■ Task details
Your task is to retype each line of the data below exactly.

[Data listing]
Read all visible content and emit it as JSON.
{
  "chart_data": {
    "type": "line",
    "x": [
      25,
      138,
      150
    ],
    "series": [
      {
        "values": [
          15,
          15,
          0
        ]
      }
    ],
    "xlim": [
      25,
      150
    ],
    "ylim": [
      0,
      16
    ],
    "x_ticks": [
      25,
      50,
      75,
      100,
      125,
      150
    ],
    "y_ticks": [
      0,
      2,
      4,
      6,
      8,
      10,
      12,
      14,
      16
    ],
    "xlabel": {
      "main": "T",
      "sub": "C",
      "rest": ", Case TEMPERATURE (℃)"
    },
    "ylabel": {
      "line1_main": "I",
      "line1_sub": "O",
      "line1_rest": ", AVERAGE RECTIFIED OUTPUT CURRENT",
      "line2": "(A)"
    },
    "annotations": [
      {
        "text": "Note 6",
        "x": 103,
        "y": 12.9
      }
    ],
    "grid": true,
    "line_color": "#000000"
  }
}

■ Full answer
Read all visible content and emit it as JSON.
{
  "chart_data": {
    "type": "line",
    "x": [
      25,
      138,
      150
    ],
    "series": [
      {
        "values": [
          15,
          15,
          0
        ]
      }
    ],
    "xlim": [
      25,
      150
    ],
    "ylim": [
      0,
      16
    ],
    "x_ticks": [
      25,
      50,
      75,
      100,
      125,
      150
    ],
    "y_ticks": [
      0,
      2,
      4,
      6,
      8,
      10,
      12,
      14,
      16
    ],
    "xlabel": {
      "main": "T",
      "sub": "C",
      "rest": ", Case TEMPERATURE (℃)"
    },
    "ylabel": {
      "line1_main": "I",
      "line1_sub": "O",
      "line1_rest": ", AVERAGE RECTIFIED OUTPUT CURRENT",
      "line2": "(A)"
    },
    "annotations": [
      {
        "text": "Note 6",
        "x": 103,
        "y": 12.9
      }
    ],
    "grid": true,
    "line_color": "#000000"
  }
}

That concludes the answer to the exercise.